Material
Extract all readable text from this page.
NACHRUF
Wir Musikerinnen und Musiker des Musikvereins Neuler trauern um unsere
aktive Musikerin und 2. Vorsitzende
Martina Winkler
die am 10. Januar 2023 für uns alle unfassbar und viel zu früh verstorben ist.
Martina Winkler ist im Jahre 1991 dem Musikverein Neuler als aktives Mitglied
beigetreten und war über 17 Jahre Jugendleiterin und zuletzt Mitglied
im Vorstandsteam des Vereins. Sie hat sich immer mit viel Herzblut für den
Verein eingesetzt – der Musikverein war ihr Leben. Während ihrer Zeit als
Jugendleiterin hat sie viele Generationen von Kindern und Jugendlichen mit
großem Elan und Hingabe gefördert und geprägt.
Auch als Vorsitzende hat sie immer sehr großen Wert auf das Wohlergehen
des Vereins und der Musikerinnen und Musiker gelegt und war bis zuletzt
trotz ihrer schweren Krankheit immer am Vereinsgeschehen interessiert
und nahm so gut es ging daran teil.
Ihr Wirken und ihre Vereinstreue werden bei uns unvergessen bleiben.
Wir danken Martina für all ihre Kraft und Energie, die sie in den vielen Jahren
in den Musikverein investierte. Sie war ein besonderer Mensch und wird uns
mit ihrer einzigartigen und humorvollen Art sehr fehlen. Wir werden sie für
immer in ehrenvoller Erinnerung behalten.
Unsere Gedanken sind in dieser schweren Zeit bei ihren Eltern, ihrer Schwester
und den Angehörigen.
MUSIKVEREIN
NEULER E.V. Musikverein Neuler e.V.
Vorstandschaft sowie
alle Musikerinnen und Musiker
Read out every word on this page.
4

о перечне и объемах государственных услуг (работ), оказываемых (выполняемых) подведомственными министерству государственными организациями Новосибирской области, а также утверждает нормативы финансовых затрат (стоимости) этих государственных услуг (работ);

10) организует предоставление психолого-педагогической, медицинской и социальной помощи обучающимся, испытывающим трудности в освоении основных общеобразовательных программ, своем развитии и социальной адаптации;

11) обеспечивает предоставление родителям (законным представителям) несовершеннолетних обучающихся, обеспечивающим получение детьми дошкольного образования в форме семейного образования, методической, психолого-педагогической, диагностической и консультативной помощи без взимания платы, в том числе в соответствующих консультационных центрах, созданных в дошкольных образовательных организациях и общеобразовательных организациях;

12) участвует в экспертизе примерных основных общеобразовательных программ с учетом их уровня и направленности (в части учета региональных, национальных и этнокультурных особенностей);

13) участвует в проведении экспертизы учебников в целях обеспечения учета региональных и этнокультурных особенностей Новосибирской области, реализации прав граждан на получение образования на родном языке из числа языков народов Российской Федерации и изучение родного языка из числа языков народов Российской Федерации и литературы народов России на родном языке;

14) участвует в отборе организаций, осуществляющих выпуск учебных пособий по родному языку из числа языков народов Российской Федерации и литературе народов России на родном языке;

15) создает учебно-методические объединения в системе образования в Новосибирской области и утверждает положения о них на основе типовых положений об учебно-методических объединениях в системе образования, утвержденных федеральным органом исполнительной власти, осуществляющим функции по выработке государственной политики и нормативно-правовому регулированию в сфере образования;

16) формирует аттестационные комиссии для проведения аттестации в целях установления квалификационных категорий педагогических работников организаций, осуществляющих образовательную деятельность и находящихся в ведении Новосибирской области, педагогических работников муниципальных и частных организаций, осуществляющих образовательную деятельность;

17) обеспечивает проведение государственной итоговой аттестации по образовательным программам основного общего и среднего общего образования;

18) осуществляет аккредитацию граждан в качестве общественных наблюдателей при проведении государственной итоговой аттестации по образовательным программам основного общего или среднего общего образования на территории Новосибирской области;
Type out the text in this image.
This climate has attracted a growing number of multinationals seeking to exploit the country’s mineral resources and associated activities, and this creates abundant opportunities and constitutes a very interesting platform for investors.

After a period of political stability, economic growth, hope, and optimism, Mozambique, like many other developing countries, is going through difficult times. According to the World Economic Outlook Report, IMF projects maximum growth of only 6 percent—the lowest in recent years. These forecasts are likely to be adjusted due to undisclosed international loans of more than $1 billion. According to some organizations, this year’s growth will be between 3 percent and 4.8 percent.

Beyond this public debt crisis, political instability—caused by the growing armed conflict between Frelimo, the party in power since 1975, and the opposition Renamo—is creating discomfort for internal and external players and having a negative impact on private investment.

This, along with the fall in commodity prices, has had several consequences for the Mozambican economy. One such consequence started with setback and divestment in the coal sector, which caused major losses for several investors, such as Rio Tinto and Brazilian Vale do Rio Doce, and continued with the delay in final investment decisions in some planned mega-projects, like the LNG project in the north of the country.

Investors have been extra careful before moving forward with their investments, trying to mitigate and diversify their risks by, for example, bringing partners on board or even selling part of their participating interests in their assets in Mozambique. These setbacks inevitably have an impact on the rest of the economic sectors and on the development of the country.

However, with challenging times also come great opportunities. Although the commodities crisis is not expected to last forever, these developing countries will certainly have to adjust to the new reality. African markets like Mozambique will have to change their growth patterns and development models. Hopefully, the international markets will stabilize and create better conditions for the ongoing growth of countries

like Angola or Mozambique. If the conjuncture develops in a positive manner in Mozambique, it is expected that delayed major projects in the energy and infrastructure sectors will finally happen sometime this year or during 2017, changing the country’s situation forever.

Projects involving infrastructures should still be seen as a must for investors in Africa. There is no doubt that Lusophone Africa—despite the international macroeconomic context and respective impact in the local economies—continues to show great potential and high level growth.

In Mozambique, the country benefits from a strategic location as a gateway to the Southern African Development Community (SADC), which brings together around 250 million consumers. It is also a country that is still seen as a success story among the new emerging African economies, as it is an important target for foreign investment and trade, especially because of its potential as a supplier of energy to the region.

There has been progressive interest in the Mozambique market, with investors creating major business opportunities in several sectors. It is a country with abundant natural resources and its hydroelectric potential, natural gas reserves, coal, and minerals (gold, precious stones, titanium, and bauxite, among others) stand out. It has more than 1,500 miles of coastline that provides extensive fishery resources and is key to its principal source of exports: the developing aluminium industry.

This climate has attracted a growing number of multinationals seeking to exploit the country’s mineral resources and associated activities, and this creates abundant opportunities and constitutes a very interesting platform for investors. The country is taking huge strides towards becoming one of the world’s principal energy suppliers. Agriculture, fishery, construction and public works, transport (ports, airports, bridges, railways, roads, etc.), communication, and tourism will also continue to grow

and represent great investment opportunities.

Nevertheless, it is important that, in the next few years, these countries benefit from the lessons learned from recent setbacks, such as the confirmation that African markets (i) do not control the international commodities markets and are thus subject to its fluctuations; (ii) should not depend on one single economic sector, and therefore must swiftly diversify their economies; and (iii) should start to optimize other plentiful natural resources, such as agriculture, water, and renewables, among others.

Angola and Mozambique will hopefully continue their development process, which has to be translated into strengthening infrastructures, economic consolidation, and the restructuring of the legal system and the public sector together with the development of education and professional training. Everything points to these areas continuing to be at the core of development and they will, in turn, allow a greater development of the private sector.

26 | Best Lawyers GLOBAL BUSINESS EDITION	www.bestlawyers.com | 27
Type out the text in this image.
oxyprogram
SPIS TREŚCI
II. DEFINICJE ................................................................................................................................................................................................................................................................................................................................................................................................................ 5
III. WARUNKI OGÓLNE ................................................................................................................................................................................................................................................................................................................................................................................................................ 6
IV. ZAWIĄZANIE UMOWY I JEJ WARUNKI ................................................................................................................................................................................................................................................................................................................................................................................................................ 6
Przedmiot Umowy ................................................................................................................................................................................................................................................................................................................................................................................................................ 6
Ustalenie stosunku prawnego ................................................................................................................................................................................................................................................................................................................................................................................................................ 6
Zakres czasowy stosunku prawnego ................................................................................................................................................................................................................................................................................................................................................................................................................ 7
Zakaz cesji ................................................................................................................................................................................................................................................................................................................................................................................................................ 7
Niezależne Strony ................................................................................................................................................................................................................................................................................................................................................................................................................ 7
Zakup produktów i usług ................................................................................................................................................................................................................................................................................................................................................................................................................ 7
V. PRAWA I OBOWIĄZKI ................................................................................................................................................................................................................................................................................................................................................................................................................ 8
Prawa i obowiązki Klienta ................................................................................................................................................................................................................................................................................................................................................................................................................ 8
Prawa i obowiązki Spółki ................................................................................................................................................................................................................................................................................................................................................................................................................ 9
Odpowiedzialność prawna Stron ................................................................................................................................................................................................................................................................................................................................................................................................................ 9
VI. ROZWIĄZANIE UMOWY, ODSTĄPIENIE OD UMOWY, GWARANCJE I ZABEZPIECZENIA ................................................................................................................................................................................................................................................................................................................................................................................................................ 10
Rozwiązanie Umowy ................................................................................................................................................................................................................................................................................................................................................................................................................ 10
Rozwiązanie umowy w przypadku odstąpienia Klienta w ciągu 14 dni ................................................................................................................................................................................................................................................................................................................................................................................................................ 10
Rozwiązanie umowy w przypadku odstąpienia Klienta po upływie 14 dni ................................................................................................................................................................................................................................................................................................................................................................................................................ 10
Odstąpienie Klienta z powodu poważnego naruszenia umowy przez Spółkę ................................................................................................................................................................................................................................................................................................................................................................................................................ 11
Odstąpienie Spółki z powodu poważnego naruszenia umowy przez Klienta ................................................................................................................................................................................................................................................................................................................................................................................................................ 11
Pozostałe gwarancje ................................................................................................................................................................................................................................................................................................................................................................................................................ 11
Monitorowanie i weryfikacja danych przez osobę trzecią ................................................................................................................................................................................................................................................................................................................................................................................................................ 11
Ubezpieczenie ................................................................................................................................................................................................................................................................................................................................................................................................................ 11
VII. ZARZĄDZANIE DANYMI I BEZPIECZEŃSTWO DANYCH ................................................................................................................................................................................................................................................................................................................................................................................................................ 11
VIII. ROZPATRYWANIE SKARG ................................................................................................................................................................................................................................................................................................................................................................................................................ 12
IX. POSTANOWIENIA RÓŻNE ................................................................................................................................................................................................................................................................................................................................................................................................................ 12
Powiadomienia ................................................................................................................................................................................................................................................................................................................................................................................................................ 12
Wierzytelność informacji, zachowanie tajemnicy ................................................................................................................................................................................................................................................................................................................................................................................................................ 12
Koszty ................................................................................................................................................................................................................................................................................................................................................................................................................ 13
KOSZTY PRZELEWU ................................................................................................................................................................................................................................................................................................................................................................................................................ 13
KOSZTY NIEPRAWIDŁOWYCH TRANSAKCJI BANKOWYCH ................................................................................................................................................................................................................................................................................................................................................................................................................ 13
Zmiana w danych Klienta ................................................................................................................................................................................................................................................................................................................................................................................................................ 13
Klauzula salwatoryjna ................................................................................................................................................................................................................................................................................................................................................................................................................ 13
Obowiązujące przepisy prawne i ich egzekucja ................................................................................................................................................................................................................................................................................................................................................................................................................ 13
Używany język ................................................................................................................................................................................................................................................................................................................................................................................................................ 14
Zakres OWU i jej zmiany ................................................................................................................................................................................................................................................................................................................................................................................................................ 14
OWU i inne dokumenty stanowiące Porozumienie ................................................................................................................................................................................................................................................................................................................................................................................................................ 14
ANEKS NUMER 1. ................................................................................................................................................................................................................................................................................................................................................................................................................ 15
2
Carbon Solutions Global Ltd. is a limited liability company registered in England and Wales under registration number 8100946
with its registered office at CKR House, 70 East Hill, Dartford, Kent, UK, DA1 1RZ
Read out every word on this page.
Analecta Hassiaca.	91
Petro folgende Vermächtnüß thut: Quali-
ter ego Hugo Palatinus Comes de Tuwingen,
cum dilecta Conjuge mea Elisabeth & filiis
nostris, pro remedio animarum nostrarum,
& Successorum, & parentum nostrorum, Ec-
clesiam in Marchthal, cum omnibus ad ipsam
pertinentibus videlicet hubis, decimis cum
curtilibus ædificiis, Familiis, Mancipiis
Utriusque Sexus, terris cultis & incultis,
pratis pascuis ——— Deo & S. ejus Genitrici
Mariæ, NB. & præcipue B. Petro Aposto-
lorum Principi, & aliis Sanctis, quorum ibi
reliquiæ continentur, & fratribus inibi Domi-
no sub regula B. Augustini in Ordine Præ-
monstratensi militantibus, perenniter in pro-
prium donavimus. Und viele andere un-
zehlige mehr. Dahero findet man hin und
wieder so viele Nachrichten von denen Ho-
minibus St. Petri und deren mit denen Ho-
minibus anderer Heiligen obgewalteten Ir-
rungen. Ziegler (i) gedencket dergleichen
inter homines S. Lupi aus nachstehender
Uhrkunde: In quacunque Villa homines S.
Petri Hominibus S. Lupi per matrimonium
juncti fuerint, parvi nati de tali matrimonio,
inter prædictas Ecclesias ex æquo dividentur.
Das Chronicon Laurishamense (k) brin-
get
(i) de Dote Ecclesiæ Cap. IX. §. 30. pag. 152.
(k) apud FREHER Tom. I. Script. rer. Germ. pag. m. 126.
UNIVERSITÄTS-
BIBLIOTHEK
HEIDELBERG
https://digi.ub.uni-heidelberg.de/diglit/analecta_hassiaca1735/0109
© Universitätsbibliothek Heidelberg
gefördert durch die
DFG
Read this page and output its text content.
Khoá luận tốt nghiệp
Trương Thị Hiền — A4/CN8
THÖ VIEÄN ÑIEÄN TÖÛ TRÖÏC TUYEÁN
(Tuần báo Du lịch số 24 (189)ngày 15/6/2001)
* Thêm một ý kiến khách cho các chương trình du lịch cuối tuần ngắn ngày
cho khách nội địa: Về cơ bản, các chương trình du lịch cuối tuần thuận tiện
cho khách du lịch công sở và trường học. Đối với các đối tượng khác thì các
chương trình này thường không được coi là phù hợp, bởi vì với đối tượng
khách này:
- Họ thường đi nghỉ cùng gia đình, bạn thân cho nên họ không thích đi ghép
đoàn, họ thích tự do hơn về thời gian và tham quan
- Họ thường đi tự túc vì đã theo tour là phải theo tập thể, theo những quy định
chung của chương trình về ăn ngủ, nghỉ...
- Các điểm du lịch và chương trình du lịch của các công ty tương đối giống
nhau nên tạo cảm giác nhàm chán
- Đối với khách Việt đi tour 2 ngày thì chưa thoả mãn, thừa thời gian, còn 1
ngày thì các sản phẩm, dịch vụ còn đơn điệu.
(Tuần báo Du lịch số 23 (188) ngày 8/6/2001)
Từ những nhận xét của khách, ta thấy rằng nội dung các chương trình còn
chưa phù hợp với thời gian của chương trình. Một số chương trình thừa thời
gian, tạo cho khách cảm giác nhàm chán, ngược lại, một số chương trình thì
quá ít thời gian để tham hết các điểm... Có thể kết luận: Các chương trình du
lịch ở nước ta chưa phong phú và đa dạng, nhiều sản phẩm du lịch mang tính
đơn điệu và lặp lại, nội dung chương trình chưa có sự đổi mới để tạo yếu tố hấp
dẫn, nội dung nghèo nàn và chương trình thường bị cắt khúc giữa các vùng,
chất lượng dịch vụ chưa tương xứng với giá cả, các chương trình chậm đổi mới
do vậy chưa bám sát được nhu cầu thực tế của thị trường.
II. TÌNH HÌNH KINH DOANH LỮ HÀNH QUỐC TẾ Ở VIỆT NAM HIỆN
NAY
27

Direction
Extract all lines containing the word "образовательным".

Solution to this exercise
17) обеспечивает проведение государственной итоговой аттестации по образовательным программам основного общего и среднего общего образования;
18) осуществляет аккредитацию граждан в качестве общественных наблюдателей при проведении государственной итоговой аттестации по образовательным программам основного общего или среднего общего образования на территории Новосибирской области;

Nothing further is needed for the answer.